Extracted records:
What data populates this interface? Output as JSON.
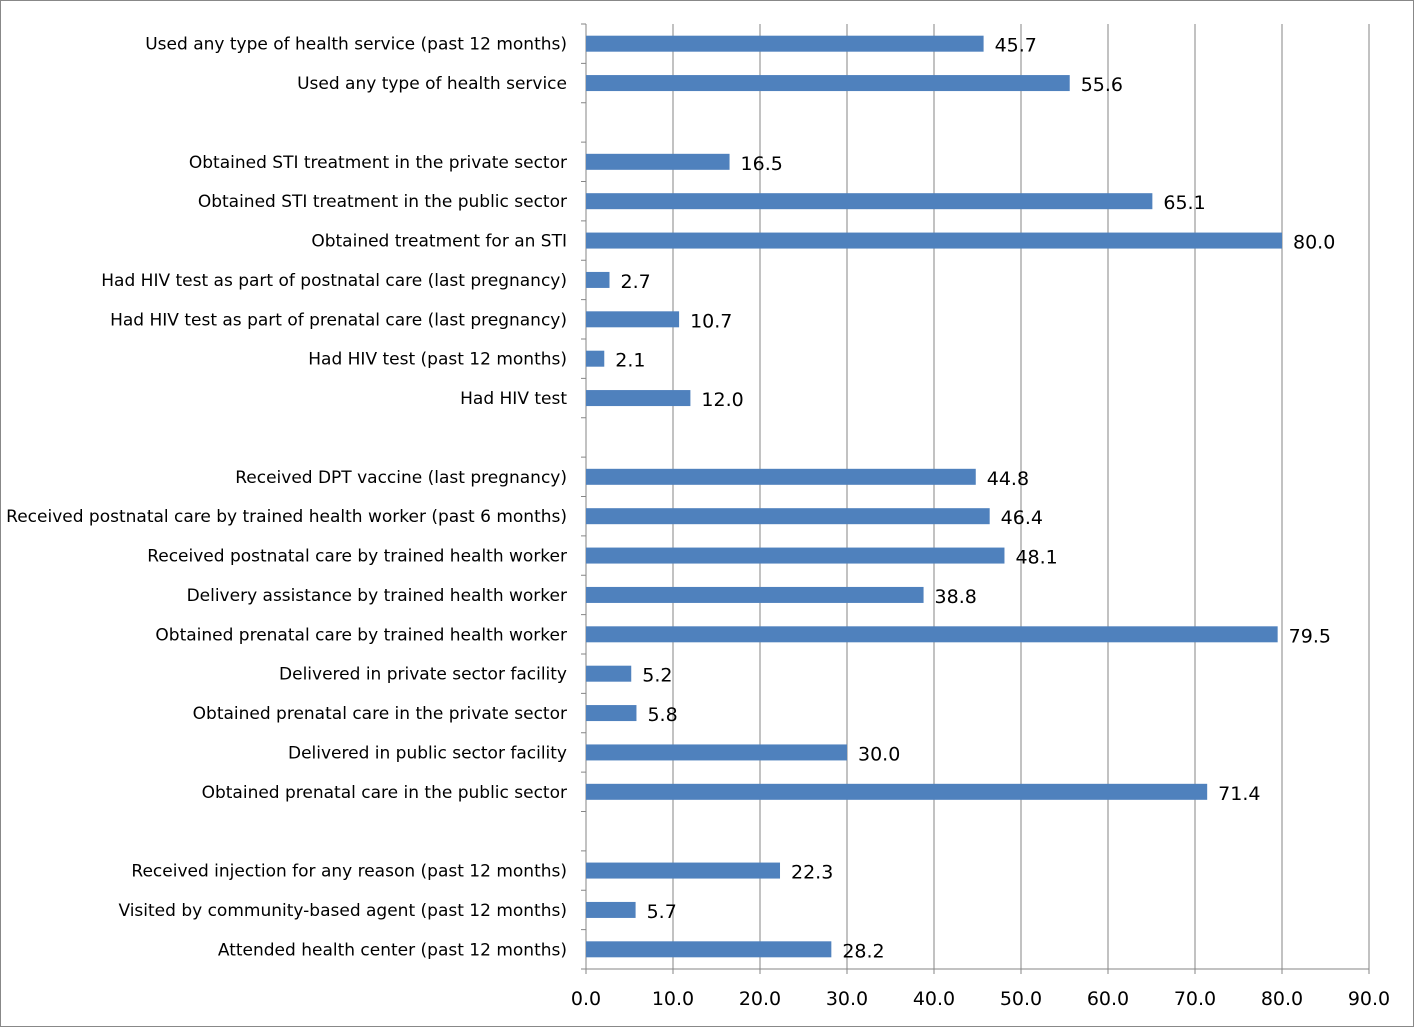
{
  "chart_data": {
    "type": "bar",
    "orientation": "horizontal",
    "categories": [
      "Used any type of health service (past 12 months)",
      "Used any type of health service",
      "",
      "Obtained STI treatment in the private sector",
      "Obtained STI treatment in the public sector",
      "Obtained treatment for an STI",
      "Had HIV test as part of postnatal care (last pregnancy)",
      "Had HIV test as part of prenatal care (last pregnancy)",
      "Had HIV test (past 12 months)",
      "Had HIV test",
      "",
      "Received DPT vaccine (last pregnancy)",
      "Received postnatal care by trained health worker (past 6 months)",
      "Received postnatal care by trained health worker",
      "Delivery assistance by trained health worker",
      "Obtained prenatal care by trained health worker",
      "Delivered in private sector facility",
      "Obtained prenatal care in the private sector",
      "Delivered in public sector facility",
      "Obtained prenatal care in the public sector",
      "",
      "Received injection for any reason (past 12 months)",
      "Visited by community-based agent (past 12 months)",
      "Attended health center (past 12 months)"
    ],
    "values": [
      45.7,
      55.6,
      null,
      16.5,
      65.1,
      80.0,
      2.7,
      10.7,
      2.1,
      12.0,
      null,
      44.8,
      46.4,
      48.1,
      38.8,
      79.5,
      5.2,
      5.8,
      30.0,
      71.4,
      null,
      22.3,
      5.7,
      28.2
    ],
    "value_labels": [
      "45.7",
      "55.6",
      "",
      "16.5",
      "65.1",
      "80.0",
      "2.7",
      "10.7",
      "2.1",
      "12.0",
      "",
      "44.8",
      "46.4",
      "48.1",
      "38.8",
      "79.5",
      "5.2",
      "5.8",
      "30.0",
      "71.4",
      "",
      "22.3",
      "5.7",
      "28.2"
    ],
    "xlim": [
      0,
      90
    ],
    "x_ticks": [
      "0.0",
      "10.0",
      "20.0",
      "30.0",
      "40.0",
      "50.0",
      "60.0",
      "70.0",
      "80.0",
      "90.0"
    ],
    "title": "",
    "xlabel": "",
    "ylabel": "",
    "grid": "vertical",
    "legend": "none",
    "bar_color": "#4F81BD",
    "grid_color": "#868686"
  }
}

--

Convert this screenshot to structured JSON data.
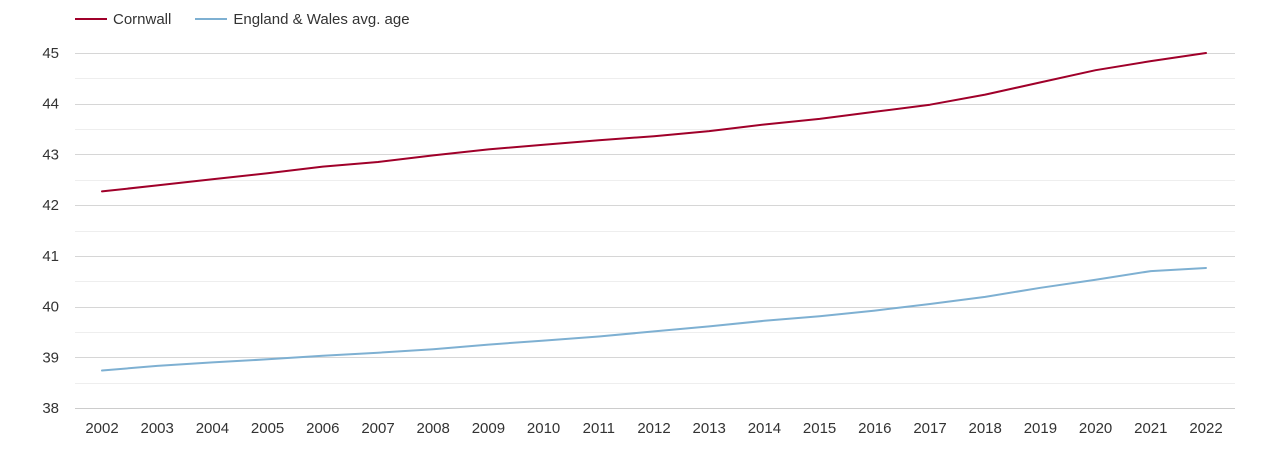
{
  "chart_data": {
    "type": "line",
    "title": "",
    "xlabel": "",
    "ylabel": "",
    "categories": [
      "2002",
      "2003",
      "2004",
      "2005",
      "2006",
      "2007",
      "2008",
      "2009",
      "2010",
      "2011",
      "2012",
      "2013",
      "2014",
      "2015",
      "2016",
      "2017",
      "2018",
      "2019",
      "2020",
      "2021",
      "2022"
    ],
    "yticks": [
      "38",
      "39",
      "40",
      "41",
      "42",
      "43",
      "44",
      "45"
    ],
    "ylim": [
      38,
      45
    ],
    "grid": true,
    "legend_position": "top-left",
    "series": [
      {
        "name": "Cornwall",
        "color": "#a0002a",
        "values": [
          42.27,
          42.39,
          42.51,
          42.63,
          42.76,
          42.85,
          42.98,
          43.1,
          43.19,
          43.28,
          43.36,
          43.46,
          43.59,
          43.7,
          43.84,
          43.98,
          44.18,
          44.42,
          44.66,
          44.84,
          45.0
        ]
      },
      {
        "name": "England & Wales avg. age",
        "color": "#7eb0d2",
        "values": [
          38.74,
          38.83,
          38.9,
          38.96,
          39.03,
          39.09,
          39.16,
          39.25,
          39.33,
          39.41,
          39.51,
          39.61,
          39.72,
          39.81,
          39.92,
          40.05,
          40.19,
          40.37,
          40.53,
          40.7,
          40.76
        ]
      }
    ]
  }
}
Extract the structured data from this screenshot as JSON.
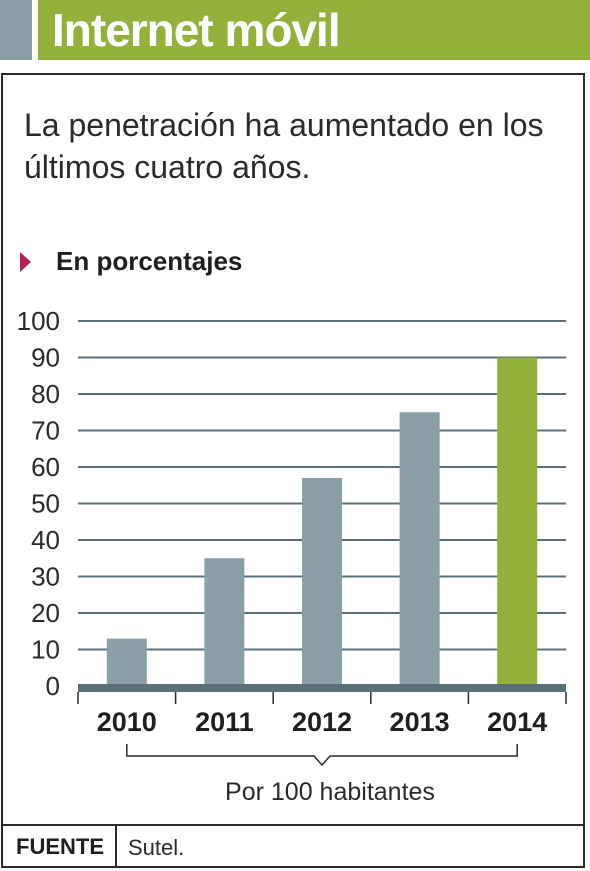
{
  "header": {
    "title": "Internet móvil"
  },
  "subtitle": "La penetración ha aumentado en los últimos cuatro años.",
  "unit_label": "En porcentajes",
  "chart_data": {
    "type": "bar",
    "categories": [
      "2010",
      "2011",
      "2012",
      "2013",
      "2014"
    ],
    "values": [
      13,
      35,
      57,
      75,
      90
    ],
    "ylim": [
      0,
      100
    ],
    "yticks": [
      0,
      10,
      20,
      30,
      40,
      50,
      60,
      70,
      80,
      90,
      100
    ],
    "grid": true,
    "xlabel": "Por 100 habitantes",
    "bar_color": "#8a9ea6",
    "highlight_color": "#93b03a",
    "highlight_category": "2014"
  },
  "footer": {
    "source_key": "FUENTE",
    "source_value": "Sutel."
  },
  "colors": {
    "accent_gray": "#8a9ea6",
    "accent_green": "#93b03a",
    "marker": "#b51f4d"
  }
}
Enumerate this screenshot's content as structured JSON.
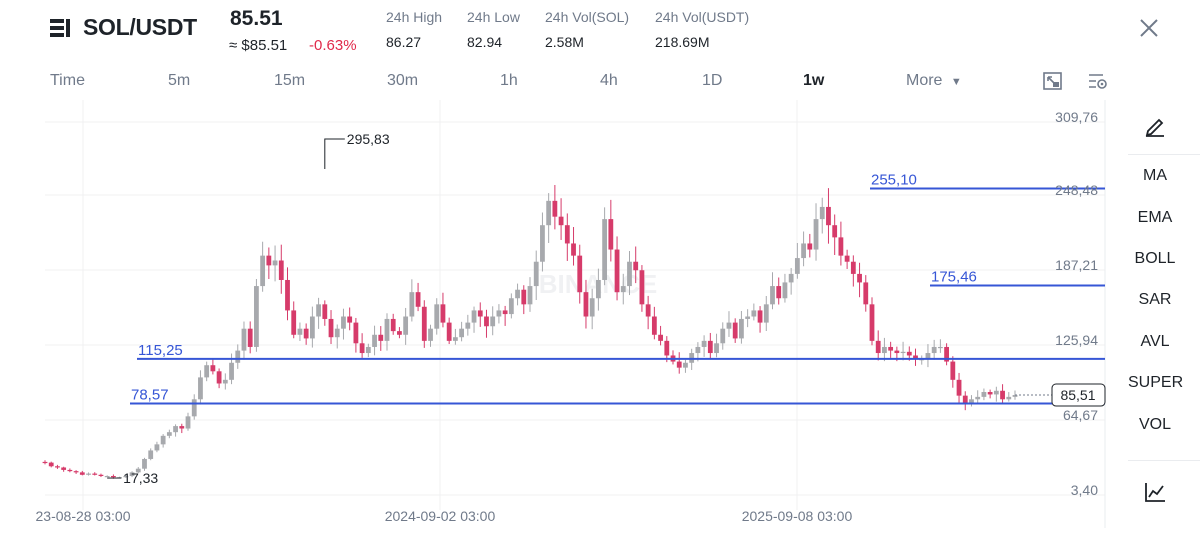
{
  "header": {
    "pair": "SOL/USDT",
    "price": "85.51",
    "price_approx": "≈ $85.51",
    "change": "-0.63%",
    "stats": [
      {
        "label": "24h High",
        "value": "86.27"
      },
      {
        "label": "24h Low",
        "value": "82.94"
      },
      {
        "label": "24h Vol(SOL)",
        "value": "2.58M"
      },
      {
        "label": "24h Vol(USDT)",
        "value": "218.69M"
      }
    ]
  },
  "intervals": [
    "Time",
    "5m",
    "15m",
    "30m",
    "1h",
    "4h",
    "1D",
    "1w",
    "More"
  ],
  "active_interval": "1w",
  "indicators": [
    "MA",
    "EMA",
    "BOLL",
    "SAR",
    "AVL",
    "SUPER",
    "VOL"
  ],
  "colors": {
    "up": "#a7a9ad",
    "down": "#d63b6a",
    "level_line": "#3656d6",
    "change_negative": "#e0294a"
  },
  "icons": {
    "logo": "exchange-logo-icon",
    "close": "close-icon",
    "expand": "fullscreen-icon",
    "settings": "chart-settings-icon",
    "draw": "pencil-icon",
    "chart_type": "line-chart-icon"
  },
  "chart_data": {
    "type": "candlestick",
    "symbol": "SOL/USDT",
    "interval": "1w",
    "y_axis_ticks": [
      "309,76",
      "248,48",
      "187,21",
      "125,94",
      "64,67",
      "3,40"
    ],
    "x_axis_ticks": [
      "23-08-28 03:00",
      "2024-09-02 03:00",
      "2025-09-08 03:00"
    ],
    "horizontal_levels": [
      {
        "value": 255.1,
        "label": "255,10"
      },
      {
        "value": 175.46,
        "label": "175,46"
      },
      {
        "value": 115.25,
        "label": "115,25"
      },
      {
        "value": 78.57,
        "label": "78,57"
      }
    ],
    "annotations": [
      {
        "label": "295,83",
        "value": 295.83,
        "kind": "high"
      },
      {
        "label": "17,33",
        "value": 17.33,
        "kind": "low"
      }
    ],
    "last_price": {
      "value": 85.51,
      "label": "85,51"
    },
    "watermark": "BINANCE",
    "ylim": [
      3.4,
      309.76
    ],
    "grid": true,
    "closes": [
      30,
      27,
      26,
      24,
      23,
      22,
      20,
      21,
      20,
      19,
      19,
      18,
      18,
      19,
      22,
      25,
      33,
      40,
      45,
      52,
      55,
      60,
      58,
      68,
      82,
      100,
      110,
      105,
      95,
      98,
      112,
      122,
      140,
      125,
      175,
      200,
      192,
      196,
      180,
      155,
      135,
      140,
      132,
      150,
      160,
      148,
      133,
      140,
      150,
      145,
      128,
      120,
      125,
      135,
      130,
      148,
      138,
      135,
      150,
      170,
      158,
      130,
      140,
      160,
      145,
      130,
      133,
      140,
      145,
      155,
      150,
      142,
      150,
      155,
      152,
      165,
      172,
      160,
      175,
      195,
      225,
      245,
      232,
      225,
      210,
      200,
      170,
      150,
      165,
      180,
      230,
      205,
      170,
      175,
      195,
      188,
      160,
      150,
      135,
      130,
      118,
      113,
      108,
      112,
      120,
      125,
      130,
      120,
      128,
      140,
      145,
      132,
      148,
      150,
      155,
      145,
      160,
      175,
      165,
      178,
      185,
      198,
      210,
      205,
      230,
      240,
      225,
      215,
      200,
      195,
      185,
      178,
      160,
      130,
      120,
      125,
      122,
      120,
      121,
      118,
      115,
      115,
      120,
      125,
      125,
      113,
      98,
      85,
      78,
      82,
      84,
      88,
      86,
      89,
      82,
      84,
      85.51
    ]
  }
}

==

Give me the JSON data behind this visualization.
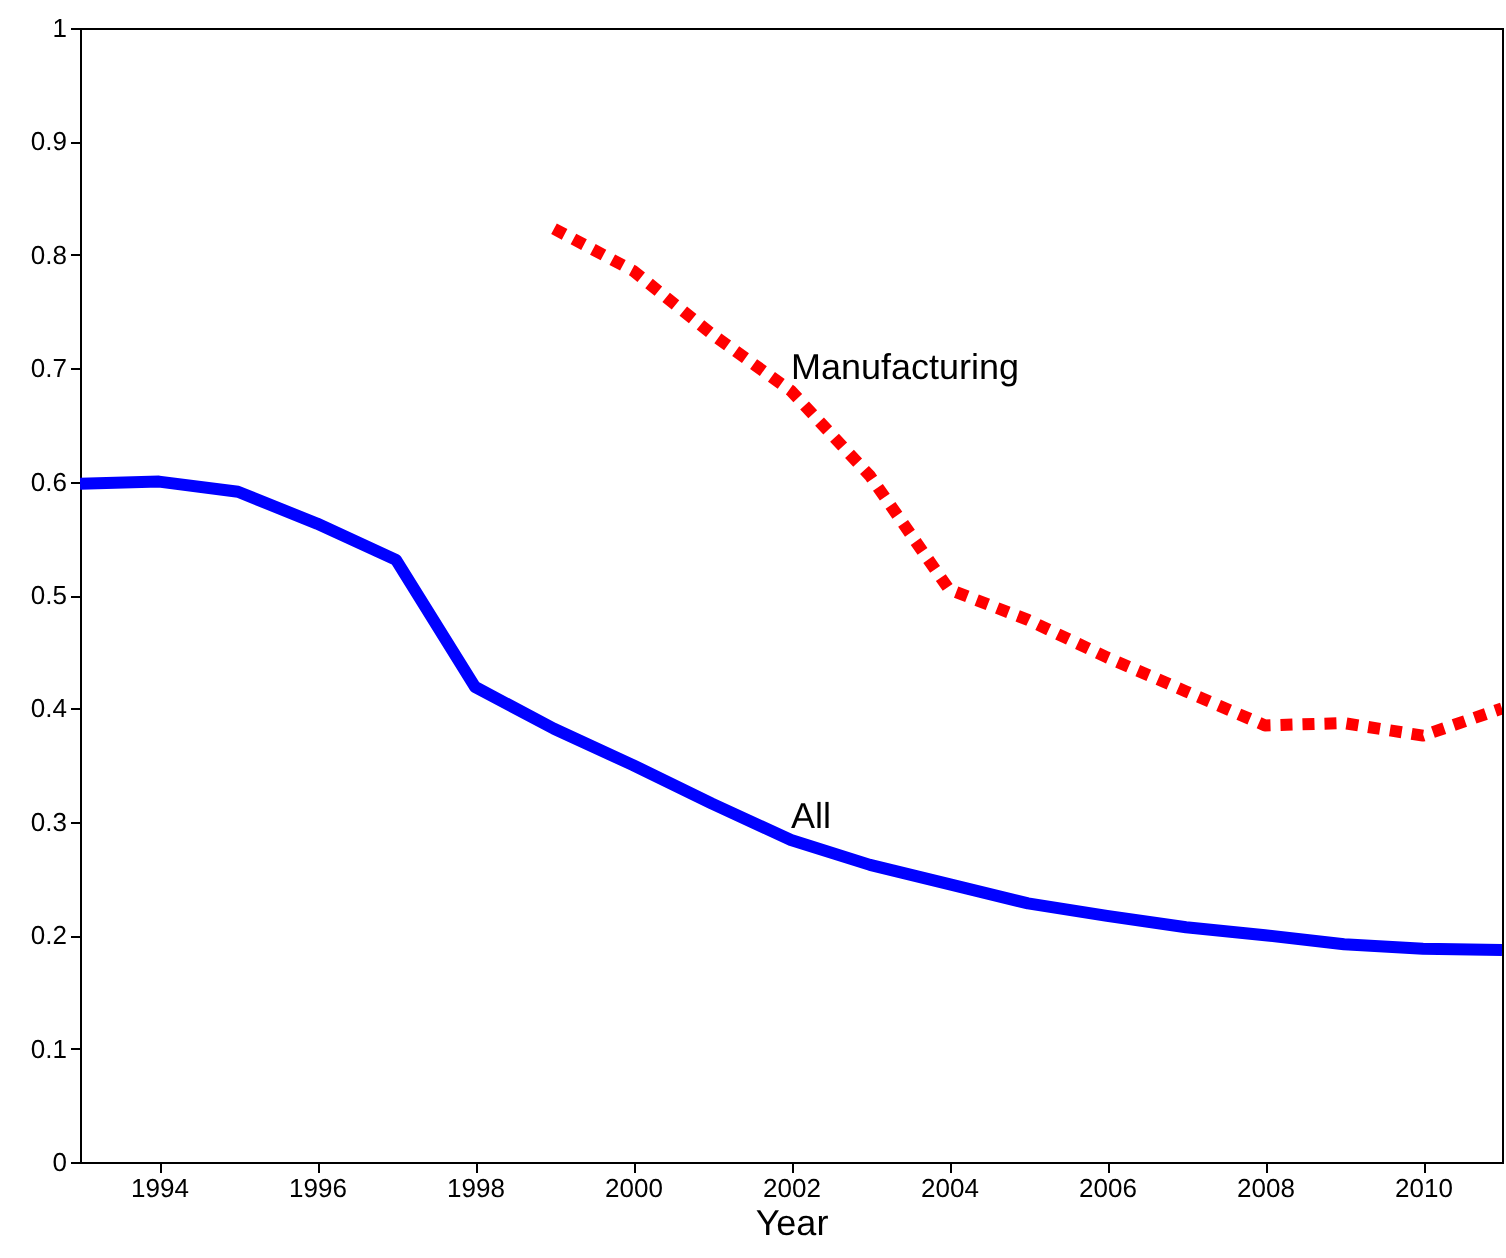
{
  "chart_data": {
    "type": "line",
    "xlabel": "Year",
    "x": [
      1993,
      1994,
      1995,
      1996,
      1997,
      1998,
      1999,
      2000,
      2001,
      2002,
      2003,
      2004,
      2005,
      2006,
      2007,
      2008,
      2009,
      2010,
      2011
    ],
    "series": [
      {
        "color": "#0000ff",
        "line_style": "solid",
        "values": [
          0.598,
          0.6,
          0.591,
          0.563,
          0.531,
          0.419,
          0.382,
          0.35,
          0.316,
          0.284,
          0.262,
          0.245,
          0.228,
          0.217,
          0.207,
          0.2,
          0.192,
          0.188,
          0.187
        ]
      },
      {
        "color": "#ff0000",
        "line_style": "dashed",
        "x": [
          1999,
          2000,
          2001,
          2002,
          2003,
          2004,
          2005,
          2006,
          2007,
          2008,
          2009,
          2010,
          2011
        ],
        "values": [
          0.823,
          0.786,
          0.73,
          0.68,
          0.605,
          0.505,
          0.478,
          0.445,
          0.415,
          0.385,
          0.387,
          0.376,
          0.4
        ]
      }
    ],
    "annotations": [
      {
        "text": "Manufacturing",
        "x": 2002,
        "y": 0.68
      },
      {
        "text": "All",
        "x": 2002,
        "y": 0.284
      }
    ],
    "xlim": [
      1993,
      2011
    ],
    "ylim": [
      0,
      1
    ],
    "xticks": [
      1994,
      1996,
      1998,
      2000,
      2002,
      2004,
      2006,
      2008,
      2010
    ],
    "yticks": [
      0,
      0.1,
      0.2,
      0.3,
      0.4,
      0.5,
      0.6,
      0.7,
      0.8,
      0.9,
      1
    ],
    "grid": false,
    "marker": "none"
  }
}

Description of the task: Using the records above, select and copy every line that has the word "treatment".

Solved exercise:
      "Obtained STI treatment in the private sector",
      "Obtained STI treatment in the public sector",
      "Obtained treatment for an STI",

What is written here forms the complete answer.